§ THE REQUEST
Find each line holding "Nogales" and copy it out.
--- Start INPUT RECORDS ---
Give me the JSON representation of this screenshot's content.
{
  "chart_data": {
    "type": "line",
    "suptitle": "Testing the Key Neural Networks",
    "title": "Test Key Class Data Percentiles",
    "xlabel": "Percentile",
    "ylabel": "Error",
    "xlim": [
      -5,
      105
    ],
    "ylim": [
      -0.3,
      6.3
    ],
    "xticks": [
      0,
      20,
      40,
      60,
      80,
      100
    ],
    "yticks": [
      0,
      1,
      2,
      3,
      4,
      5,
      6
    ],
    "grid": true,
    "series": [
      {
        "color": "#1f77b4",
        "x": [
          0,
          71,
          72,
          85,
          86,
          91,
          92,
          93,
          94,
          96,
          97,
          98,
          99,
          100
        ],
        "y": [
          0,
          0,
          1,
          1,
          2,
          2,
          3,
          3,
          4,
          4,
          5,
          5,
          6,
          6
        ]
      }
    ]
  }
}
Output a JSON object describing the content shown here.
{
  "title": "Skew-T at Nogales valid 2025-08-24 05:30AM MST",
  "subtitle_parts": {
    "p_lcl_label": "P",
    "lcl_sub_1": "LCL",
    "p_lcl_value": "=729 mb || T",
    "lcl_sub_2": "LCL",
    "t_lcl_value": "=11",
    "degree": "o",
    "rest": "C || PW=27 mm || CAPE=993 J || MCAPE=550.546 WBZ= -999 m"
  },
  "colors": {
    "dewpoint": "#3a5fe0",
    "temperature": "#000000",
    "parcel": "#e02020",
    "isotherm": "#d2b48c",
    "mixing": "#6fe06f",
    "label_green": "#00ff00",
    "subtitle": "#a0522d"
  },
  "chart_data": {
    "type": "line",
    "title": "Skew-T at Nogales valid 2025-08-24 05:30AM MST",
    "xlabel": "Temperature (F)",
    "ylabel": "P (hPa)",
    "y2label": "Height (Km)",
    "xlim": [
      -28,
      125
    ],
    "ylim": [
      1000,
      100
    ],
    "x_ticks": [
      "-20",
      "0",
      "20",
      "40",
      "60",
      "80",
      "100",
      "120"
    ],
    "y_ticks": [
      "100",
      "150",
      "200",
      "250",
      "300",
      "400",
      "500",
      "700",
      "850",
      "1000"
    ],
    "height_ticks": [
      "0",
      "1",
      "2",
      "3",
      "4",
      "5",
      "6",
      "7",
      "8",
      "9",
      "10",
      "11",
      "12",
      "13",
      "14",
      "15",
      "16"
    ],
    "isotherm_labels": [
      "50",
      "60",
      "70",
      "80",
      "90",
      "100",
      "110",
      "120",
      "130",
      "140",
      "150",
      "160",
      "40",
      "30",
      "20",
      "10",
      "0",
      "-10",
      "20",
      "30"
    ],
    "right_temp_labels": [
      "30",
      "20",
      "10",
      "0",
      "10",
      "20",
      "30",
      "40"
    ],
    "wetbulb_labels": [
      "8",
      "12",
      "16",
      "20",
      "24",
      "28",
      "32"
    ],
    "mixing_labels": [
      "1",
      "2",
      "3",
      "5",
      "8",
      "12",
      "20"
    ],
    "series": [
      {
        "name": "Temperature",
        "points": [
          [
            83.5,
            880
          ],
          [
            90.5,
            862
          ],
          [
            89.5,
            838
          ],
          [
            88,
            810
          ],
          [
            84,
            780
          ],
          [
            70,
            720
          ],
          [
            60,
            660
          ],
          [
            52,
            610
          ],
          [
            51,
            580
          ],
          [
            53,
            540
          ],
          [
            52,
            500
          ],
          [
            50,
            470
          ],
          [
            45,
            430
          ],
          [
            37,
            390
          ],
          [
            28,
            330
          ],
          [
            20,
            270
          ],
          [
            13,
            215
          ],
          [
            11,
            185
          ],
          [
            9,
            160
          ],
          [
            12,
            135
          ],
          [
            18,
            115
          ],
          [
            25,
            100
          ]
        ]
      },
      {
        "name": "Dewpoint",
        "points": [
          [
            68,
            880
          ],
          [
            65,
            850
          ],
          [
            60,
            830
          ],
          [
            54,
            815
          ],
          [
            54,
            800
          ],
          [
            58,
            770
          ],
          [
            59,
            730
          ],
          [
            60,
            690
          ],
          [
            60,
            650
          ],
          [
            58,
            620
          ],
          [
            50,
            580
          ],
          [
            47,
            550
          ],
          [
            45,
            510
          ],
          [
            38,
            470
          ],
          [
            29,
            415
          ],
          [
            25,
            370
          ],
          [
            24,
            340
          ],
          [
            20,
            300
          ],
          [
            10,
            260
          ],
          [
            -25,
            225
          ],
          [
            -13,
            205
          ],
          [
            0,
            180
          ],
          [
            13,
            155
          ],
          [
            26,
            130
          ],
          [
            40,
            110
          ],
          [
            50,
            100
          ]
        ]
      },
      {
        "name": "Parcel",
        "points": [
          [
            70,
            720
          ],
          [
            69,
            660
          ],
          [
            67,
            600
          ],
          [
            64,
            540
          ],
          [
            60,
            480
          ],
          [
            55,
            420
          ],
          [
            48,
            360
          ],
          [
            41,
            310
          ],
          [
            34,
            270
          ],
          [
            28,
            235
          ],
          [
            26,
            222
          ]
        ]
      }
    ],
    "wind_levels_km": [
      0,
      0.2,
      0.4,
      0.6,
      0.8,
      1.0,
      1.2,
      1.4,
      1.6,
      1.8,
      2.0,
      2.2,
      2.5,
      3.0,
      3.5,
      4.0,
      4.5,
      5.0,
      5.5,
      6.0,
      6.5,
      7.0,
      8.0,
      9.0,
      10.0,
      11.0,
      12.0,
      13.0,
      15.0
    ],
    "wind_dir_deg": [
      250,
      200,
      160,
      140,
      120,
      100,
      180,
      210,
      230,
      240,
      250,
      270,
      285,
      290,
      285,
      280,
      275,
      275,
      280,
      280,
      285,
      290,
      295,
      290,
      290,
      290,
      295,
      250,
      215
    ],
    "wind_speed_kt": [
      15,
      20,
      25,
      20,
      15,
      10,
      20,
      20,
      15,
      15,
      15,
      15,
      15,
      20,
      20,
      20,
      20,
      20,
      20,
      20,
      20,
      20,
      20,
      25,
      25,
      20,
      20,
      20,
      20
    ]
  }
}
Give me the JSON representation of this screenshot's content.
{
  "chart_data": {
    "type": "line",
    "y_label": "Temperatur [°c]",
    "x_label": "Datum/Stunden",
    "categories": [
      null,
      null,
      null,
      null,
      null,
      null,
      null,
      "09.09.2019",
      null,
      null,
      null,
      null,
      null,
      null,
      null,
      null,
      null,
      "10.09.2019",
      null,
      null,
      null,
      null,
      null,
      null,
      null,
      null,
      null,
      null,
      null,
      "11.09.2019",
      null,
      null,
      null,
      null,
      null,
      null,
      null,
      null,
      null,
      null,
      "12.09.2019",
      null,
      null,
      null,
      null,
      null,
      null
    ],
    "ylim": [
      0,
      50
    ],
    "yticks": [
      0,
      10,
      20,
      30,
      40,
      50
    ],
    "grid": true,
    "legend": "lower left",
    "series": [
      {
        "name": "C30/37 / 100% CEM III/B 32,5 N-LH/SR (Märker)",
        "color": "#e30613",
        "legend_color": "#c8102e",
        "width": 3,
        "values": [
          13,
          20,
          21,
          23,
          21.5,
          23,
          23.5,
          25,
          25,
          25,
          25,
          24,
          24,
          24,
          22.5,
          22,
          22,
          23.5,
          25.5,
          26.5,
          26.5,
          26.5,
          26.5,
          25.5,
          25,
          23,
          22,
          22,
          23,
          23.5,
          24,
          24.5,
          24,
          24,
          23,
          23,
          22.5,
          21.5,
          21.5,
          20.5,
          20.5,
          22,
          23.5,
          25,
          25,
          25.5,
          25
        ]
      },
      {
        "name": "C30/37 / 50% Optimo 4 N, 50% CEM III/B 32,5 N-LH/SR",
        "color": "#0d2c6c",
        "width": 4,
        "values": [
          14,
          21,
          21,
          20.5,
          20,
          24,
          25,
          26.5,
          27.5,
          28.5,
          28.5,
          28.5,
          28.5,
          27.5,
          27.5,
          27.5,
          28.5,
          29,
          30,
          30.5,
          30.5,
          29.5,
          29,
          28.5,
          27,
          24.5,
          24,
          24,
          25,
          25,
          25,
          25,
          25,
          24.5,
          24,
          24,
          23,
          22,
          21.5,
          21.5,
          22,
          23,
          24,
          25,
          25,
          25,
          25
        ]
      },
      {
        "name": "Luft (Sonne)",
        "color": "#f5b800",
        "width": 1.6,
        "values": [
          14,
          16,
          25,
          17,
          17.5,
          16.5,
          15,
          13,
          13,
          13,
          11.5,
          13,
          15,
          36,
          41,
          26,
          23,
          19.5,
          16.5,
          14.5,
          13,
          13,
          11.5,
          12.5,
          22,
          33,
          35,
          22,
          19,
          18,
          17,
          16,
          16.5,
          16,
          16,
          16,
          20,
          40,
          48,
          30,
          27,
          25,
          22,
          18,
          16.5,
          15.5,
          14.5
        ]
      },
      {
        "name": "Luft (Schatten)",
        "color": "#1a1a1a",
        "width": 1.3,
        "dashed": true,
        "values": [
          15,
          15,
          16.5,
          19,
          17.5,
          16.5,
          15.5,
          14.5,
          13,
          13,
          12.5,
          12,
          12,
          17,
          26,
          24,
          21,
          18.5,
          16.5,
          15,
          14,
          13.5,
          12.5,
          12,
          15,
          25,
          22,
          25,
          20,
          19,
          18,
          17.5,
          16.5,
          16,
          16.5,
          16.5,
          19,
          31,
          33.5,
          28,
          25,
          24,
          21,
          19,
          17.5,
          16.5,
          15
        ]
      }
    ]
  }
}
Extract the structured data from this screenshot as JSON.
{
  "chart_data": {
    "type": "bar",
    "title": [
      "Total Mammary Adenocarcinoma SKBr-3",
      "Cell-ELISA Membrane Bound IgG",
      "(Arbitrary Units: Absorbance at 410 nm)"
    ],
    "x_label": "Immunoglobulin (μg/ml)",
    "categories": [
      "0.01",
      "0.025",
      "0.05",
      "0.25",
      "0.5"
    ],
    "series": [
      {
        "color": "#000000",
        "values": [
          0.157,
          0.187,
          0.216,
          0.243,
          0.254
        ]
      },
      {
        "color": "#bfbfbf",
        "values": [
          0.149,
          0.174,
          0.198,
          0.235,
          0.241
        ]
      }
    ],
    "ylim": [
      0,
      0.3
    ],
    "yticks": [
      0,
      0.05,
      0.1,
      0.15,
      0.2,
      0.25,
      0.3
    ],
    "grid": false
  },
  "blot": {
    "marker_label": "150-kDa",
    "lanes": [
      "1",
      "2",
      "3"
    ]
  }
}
--- End INPUT RECORDS ---
§ RESULT OF THIS EXERCISE
  "title": "Skew-T at Nogales valid 2025-08-24 05:30AM MST",
    "title": "Skew-T at Nogales valid 2025-08-24 05:30AM MST",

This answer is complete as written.